• [Material supplied]
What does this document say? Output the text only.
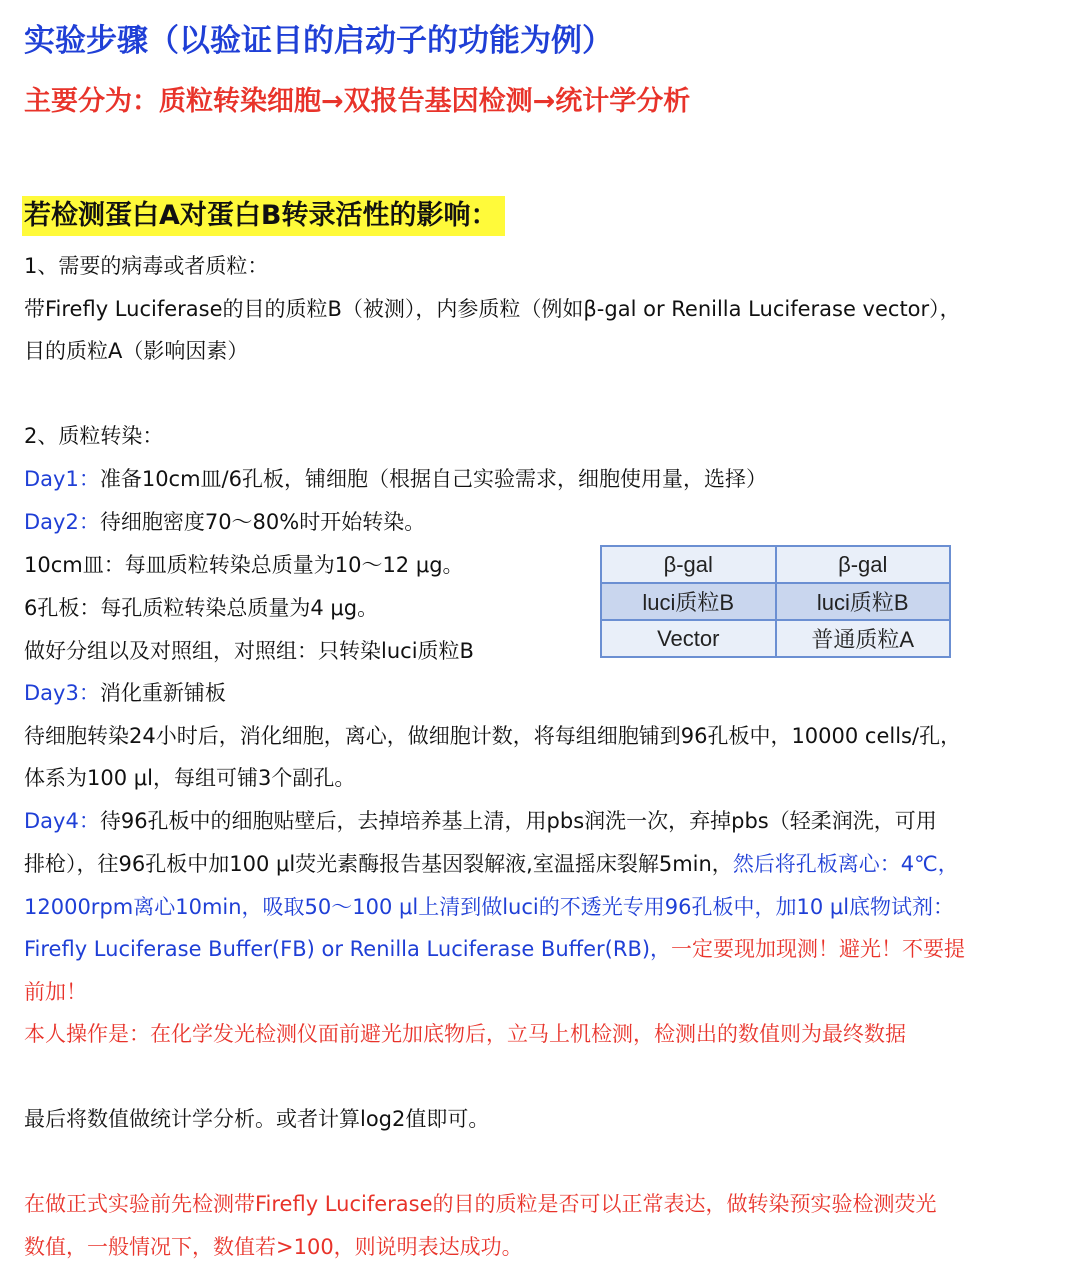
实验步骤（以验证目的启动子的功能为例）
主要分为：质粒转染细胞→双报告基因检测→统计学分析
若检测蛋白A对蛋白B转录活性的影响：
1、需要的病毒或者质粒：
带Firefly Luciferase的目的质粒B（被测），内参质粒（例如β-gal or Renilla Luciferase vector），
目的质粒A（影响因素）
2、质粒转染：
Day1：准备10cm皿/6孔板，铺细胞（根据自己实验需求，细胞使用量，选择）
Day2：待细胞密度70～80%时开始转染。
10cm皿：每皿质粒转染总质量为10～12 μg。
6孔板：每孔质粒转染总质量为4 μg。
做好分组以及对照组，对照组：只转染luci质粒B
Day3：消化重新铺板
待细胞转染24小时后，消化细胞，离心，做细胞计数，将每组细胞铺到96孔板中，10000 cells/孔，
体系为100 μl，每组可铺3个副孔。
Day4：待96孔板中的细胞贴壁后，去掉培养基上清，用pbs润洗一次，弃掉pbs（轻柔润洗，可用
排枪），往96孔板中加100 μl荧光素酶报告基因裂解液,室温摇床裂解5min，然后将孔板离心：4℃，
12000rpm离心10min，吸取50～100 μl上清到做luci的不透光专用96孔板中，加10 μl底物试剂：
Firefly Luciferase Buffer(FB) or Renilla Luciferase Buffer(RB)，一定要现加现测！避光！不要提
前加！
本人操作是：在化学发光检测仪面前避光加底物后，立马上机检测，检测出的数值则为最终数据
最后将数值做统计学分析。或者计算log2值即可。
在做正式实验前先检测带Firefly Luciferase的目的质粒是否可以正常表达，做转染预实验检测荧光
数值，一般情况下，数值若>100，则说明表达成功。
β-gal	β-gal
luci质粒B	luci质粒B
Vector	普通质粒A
...
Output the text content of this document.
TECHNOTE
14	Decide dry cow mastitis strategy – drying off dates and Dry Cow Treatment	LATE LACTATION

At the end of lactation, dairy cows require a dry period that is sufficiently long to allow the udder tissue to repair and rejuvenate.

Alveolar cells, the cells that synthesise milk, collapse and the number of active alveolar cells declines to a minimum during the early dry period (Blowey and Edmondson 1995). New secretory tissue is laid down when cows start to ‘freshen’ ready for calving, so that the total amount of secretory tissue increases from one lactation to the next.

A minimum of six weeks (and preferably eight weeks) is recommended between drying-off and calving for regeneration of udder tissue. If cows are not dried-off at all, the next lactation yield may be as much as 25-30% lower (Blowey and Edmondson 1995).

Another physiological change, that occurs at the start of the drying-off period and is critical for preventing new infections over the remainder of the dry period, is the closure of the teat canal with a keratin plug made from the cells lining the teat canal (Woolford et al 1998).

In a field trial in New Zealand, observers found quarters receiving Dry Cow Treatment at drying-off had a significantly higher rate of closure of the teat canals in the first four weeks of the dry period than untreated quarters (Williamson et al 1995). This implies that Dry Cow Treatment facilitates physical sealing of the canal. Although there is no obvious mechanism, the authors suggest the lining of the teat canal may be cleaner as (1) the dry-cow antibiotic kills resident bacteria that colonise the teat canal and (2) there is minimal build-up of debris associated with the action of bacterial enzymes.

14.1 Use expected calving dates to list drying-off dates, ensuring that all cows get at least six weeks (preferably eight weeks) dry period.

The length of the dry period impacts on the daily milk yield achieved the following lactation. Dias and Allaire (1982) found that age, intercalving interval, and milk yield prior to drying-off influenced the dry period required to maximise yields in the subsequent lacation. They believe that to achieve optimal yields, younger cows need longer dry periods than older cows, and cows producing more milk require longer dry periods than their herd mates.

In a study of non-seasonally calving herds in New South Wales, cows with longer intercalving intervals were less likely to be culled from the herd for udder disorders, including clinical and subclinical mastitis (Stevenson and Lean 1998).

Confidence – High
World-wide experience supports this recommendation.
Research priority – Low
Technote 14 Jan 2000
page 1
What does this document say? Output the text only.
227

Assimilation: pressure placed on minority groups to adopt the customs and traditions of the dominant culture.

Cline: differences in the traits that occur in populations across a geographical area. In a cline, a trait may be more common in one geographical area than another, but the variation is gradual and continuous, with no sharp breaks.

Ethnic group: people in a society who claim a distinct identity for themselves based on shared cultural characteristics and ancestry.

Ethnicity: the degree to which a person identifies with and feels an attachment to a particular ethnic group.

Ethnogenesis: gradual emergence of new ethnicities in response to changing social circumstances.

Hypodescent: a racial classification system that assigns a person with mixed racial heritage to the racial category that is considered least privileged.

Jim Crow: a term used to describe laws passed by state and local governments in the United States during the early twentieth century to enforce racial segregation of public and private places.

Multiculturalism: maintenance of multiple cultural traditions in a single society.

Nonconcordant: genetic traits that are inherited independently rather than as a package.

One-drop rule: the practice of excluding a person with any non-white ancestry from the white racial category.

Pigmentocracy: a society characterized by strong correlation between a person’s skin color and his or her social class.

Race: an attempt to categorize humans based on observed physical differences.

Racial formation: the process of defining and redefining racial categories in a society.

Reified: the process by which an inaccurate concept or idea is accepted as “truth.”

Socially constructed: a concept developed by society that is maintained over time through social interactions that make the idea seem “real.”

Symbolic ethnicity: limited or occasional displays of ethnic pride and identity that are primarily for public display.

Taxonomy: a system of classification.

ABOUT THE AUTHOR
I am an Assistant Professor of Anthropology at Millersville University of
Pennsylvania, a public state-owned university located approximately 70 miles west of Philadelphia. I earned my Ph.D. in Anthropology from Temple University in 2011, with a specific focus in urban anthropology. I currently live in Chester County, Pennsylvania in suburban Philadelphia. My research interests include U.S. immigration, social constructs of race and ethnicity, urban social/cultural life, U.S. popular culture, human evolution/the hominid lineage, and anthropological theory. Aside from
--
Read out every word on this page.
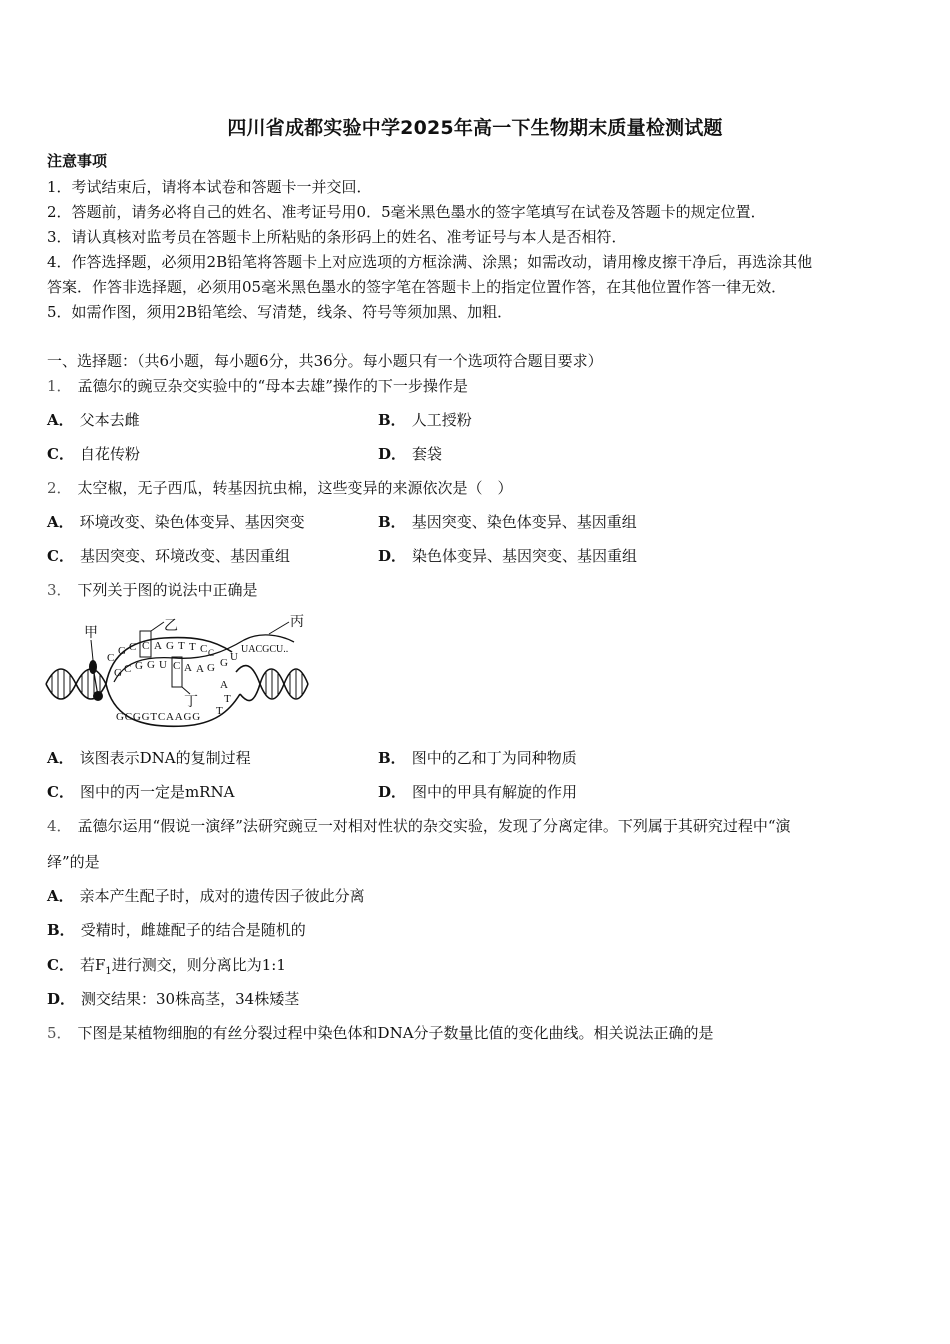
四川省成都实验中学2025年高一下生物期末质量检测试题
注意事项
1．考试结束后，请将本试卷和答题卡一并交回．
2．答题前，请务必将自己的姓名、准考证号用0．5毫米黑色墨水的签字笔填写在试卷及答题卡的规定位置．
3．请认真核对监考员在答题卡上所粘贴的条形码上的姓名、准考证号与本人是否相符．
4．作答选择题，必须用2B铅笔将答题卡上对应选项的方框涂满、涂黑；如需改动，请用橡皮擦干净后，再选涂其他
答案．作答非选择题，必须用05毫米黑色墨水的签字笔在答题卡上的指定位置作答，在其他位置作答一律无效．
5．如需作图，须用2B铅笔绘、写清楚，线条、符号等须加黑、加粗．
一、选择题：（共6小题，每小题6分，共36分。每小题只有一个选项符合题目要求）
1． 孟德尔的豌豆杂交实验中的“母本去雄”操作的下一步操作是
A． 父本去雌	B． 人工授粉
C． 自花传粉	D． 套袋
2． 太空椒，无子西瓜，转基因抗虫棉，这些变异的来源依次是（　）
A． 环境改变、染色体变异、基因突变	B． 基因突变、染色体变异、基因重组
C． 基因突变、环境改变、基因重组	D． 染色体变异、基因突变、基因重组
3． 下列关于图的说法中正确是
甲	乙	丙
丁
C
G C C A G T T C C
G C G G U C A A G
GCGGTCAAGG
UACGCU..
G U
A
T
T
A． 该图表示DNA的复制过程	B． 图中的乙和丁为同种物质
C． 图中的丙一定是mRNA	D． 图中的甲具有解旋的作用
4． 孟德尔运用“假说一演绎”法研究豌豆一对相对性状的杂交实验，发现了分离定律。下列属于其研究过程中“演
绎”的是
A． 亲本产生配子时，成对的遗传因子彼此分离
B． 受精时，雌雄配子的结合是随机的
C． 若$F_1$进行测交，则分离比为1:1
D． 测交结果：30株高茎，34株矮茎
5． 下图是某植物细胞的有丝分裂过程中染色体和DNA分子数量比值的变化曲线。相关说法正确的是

• [Action item] Take every line from the data that contains the word "than".

• [Output for this exercise]
In a field trial in New Zealand, observers found quarters receiving Dry Cow Treatment at drying-off had a significantly higher rate of closure of the teat canals in the first four weeks of the dry period than untreated quarters (Williamson et al 1995). This implies that Dry Cow Treatment facilitates physical sealing of the canal. Although there is no obvious mechanism, the authors suggest the lining of the teat canal may be cleaner as (1) the dry-cow antibiotic kills resident bacteria that colonise the teat canal and (2) there is minimal build-up of debris associated with the action of bacterial enzymes.
The length of the dry period impacts on the daily milk yield achieved the following lactation. Dias and Allaire (1982) found that age, intercalving interval, and milk yield prior to drying-off influenced the dry period required to maximise yields in the subsequent lacation. They believe that to achieve optimal yields, younger cows need longer dry periods than older cows, and cows producing more milk require longer dry periods than their herd mates.
Cline: differences in the traits that occur in populations across a geographical area. In a cline, a trait may be more common in one geographical area than another, but the variation is gradual and continuous, with no sharp breaks.
Nonconcordant: genetic traits that are inherited independently rather than as a package.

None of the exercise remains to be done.